──────── EXTRACTED INFORMATION ────────

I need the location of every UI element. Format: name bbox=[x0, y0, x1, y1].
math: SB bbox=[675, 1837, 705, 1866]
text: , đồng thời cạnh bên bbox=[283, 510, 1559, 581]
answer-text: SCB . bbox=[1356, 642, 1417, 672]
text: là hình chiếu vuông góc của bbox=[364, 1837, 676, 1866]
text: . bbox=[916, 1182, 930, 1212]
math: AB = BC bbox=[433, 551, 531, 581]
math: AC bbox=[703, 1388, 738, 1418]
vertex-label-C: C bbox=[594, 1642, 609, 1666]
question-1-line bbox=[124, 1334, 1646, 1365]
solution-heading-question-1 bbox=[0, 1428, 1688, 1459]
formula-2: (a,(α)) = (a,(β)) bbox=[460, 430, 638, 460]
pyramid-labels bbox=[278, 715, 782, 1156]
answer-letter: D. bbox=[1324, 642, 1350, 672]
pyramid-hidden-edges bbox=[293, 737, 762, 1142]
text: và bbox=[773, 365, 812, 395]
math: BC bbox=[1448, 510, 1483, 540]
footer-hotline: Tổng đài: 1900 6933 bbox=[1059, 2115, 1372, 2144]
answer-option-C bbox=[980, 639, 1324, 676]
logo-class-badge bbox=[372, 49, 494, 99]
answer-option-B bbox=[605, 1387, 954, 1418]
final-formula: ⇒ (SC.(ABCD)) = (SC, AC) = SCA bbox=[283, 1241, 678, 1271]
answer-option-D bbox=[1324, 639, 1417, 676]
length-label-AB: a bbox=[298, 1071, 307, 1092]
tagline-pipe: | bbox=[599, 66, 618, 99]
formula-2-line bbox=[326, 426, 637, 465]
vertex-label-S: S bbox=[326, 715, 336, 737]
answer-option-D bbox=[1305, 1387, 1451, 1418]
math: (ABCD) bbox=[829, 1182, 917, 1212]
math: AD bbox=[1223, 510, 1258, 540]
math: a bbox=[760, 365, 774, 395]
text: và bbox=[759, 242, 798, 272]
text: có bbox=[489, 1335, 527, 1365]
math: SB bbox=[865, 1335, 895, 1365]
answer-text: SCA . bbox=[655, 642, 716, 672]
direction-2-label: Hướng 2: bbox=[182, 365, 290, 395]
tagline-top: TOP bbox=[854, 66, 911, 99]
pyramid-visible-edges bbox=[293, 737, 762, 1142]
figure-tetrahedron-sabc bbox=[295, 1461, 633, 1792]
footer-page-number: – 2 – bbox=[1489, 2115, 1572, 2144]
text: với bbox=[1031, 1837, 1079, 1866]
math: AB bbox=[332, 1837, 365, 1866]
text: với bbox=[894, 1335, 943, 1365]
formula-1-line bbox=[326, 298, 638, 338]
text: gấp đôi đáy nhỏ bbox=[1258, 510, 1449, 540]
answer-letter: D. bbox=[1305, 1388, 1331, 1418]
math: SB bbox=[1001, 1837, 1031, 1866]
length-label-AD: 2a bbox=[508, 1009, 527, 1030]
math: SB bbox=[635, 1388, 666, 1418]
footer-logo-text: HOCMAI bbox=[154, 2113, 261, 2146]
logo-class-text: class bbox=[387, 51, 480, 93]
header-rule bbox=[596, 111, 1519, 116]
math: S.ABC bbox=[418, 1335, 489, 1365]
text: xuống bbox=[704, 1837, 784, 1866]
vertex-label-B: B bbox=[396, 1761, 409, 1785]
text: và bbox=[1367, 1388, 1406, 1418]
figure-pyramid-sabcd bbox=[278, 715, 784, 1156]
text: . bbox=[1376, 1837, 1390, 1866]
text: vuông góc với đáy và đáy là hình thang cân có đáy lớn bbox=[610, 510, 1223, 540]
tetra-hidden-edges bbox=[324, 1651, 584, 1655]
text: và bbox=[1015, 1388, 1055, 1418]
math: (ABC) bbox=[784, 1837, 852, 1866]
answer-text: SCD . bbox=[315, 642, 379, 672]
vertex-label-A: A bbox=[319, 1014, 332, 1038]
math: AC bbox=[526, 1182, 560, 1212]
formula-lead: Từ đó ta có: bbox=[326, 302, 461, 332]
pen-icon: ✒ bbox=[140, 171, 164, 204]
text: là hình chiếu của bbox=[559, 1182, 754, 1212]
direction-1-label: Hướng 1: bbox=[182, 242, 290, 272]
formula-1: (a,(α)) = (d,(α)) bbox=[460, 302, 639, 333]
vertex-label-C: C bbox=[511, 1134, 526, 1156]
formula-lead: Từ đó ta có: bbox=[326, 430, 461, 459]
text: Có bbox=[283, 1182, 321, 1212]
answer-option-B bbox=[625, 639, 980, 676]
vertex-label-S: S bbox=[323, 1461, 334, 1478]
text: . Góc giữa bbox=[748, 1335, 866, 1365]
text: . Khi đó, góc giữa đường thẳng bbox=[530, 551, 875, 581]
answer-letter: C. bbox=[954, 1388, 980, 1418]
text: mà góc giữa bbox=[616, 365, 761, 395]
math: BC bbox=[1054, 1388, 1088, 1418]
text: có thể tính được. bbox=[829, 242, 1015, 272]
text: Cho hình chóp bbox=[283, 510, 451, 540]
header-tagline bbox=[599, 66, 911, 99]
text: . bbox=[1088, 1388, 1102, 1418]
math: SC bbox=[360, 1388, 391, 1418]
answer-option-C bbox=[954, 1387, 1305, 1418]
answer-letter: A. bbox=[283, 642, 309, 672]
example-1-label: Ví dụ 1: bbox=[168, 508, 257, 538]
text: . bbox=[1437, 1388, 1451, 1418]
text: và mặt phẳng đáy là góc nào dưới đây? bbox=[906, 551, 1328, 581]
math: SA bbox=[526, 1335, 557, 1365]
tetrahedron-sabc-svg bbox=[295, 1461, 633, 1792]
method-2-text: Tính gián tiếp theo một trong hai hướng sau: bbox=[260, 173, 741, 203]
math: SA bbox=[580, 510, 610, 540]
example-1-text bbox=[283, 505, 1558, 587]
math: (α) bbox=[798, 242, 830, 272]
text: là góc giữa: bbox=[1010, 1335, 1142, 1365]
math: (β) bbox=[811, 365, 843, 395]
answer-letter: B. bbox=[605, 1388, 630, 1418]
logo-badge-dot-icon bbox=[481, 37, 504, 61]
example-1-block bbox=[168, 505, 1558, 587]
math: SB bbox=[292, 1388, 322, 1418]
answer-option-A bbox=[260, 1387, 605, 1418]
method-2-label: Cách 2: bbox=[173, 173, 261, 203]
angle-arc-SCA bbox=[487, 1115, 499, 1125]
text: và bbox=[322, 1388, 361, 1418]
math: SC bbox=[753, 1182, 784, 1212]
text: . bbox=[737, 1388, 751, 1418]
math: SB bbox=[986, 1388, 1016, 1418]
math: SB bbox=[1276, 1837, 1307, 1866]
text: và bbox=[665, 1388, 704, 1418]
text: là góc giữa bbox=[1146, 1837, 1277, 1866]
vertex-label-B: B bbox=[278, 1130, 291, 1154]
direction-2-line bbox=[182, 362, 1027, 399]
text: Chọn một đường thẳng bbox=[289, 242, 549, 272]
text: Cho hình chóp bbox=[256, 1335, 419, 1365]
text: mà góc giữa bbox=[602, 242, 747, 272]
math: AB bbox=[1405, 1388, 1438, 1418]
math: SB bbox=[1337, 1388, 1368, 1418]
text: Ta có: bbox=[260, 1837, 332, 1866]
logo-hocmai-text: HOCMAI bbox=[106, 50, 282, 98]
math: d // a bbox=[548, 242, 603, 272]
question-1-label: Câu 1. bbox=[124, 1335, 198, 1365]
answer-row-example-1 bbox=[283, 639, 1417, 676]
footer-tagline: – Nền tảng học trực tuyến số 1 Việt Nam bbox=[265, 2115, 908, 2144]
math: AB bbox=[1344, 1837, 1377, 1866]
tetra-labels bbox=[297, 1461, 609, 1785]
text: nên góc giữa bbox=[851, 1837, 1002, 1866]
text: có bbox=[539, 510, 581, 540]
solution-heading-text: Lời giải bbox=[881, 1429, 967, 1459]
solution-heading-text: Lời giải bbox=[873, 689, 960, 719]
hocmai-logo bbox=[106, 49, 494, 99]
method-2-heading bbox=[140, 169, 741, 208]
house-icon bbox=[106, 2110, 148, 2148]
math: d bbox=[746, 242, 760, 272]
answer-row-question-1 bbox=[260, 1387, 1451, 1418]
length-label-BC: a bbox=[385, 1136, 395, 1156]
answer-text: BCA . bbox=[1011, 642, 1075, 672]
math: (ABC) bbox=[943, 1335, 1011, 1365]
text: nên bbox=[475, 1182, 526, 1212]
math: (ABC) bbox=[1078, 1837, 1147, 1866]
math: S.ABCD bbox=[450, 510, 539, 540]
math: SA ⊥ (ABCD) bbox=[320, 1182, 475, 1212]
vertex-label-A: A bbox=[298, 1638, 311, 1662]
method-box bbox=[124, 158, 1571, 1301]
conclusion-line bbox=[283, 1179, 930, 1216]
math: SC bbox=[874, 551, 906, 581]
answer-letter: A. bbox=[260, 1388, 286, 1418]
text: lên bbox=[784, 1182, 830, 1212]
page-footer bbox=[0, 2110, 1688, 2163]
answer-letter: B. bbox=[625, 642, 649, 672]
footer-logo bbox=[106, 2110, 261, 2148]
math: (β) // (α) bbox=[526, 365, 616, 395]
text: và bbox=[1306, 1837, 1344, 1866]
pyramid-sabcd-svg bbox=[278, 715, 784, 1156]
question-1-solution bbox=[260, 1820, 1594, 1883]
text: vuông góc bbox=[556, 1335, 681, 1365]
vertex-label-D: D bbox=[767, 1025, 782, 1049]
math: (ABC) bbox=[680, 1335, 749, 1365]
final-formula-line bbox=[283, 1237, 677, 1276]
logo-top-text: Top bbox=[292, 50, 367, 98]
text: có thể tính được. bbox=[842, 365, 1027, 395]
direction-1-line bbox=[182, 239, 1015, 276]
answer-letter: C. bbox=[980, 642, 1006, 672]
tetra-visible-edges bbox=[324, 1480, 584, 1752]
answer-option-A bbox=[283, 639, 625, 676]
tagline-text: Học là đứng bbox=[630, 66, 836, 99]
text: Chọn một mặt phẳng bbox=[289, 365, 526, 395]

────────

TASK STATEMENT> Output the entries exactly as they appear, from the start of the entries through the line containing "math: a bbox=[760, 365, 774, 395]", with both ends included.

TASK RESPONSE>
I need the location of every UI element. Format: name bbox=[x0, y0, x1, y1].
math: SB bbox=[675, 1837, 705, 1866]
text: , đồng thời cạnh bên bbox=[283, 510, 1559, 581]
answer-text: SCB . bbox=[1356, 642, 1417, 672]
text: là hình chiếu vuông góc của bbox=[364, 1837, 676, 1866]
text: . bbox=[916, 1182, 930, 1212]
math: AB = BC bbox=[433, 551, 531, 581]
math: AC bbox=[703, 1388, 738, 1418]
vertex-label-C: C bbox=[594, 1642, 609, 1666]
question-1-line bbox=[124, 1334, 1646, 1365]
solution-heading-question-1 bbox=[0, 1428, 1688, 1459]
formula-2: (a,(α)) = (a,(β)) bbox=[460, 430, 638, 460]
pyramid-labels bbox=[278, 715, 782, 1156]
answer-letter: D. bbox=[1324, 642, 1350, 672]
pyramid-hidden-edges bbox=[293, 737, 762, 1142]
text: và bbox=[773, 365, 812, 395]
math: BC bbox=[1448, 510, 1483, 540]
footer-hotline: Tổng đài: 1900 6933 bbox=[1059, 2115, 1372, 2144]
answer-option-C bbox=[980, 639, 1324, 676]
logo-class-badge bbox=[372, 49, 494, 99]
answer-option-B bbox=[605, 1387, 954, 1418]
final-formula: ⇒ (SC.(ABCD)) = (SC, AC) = SCA bbox=[283, 1241, 678, 1271]
answer-option-D bbox=[1324, 639, 1417, 676]
length-label-AB: a bbox=[298, 1071, 307, 1092]
tagline-pipe: | bbox=[599, 66, 618, 99]
formula-2-line bbox=[326, 426, 637, 465]
vertex-label-S: S bbox=[326, 715, 336, 737]
answer-option-D bbox=[1305, 1387, 1451, 1418]
math: (ABCD) bbox=[829, 1182, 917, 1212]
math: AD bbox=[1223, 510, 1258, 540]
math: a bbox=[760, 365, 774, 395]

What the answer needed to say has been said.